§ **GOAL OF THE EXERCISE**:
Count the lines below that contain the word "title", and reply with that number alone.

Records contained in a dataset
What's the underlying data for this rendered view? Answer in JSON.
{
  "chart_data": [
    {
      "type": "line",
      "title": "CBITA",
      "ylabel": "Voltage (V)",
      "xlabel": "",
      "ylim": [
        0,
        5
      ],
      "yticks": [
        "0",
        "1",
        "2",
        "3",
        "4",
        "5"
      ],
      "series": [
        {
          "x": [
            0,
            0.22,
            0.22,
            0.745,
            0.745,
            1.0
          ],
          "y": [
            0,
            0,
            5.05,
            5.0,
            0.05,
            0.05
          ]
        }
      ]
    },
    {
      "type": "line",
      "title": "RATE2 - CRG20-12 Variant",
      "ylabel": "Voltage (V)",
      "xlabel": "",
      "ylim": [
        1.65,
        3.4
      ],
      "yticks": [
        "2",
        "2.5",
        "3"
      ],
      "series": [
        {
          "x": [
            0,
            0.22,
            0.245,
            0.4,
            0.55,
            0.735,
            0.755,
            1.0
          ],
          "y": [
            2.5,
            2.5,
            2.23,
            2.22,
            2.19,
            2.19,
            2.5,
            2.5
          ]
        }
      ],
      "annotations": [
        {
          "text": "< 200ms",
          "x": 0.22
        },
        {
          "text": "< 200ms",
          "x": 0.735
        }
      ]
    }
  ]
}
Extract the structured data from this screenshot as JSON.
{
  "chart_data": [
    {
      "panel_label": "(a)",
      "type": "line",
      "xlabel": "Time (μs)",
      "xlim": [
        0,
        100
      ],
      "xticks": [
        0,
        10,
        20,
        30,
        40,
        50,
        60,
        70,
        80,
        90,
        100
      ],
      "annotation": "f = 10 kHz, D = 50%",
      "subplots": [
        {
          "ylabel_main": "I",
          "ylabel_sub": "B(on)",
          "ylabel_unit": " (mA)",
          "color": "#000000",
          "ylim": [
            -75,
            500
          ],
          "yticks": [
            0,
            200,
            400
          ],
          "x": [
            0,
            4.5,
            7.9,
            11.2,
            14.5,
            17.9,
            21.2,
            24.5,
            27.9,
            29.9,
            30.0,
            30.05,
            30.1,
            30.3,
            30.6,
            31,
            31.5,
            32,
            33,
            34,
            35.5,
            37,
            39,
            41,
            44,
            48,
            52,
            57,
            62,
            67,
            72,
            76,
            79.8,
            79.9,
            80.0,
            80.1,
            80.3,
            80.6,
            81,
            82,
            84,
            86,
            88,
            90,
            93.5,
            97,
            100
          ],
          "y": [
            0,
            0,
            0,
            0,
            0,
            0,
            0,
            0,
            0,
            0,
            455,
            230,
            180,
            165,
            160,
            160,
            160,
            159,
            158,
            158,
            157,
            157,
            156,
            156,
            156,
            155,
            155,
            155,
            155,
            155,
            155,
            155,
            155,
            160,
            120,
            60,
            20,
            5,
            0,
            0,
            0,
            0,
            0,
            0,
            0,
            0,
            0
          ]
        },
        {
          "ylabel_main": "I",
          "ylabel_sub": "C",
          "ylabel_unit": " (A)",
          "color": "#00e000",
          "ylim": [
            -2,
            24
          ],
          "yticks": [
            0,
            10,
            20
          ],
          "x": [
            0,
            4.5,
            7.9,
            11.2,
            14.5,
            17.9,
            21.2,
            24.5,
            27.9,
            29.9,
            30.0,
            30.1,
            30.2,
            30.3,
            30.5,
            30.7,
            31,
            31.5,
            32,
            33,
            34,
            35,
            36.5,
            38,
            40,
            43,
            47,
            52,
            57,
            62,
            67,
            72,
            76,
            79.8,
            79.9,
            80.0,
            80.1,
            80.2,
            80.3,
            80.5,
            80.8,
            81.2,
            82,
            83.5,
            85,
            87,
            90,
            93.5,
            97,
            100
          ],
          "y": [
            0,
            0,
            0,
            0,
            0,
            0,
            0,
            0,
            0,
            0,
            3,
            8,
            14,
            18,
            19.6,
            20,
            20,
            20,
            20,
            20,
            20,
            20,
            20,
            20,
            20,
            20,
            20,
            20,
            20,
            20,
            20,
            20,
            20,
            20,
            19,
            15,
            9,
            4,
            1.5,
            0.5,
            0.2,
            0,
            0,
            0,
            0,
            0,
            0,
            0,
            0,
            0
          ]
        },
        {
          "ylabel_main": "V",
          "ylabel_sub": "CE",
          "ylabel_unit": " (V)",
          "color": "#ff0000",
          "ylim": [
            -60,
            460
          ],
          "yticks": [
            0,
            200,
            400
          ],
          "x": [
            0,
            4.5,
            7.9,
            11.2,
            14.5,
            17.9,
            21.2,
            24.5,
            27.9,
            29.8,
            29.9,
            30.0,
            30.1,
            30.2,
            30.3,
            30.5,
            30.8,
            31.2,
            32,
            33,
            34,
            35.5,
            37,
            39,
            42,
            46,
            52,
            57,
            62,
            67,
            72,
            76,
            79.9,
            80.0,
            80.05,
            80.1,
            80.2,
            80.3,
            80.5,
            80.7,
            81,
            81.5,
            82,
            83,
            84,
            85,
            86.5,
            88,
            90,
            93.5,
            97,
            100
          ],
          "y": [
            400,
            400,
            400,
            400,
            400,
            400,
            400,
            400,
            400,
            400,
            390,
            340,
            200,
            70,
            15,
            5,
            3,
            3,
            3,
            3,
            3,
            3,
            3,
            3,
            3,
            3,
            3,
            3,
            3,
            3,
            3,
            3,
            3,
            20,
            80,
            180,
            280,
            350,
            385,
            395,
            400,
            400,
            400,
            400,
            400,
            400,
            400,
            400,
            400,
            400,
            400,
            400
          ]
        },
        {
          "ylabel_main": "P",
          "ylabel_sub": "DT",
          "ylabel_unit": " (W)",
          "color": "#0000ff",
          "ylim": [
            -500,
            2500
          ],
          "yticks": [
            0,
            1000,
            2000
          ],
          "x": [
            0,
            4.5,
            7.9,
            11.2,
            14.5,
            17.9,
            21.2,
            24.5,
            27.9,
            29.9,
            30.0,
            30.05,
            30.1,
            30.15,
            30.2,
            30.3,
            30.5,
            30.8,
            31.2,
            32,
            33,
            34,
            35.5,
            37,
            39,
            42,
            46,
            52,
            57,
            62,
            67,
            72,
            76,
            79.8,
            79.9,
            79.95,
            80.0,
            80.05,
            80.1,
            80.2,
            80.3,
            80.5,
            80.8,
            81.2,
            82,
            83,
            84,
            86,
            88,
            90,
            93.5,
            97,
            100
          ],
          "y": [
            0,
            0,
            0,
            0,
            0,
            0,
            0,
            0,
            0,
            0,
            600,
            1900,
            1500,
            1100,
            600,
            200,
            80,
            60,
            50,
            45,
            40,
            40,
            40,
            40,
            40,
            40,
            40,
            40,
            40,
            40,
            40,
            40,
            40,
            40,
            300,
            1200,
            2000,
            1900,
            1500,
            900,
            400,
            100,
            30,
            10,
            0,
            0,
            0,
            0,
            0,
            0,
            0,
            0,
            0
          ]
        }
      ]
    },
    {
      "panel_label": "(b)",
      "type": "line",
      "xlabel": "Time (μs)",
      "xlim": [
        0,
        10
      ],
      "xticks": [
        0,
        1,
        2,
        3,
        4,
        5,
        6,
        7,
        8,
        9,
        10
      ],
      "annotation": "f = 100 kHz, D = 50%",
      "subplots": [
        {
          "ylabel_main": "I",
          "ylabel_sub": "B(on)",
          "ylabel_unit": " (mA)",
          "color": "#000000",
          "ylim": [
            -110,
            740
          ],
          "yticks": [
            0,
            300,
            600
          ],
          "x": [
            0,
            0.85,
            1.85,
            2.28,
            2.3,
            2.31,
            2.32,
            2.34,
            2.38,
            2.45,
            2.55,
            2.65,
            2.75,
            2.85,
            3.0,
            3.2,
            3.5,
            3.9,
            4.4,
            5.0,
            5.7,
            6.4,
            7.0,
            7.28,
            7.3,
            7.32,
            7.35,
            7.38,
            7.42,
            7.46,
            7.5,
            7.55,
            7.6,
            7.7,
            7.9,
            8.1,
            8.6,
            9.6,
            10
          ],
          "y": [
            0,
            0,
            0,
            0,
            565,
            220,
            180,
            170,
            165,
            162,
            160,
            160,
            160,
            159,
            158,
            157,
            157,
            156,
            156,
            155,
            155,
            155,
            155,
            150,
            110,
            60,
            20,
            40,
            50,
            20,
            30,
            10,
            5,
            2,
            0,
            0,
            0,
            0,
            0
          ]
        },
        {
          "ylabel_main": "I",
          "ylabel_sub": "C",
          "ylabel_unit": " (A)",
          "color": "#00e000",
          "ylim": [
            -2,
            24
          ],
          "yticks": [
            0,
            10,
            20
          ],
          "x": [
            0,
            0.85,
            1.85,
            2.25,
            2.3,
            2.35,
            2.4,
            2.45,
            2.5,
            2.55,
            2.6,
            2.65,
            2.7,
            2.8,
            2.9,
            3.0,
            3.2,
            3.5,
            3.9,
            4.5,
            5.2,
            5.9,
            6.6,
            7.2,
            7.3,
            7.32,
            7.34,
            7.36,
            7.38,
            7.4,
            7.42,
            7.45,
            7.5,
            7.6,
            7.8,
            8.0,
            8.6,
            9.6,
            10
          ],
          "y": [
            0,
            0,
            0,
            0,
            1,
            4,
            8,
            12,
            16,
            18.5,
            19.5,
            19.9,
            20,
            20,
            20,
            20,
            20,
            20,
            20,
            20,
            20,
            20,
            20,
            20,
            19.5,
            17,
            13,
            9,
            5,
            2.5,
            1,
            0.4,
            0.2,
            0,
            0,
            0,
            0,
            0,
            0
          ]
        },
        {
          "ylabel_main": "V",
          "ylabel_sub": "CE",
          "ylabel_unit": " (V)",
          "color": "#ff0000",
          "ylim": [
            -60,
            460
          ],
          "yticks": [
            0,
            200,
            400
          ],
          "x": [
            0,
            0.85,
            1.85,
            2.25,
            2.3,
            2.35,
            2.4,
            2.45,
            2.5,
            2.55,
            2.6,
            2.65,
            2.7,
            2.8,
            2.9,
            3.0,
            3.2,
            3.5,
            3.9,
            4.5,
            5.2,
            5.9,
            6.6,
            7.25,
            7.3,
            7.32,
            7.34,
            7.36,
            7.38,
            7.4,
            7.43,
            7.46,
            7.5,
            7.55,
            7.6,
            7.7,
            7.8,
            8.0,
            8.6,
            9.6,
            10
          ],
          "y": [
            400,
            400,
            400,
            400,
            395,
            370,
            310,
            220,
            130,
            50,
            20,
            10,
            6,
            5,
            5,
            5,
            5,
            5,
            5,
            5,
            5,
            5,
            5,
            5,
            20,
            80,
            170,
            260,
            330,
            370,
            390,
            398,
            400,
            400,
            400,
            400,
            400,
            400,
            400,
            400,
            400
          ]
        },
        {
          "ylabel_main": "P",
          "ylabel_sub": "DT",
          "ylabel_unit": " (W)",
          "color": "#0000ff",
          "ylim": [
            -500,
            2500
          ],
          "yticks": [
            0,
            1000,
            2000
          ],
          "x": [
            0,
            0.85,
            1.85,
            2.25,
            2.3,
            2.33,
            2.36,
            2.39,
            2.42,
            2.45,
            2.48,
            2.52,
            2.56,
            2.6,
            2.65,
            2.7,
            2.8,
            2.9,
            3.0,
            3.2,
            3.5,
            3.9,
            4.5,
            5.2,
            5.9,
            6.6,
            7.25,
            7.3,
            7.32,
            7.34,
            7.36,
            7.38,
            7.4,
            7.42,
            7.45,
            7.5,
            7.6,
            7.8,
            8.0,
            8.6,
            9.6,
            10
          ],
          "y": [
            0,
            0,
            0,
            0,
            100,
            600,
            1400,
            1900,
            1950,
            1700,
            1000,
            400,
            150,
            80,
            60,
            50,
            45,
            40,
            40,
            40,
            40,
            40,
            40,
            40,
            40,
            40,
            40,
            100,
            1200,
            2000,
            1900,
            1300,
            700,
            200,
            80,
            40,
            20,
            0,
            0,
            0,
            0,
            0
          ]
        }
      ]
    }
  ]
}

§ **RESPONSE FOR THIS EXERCISE**:
2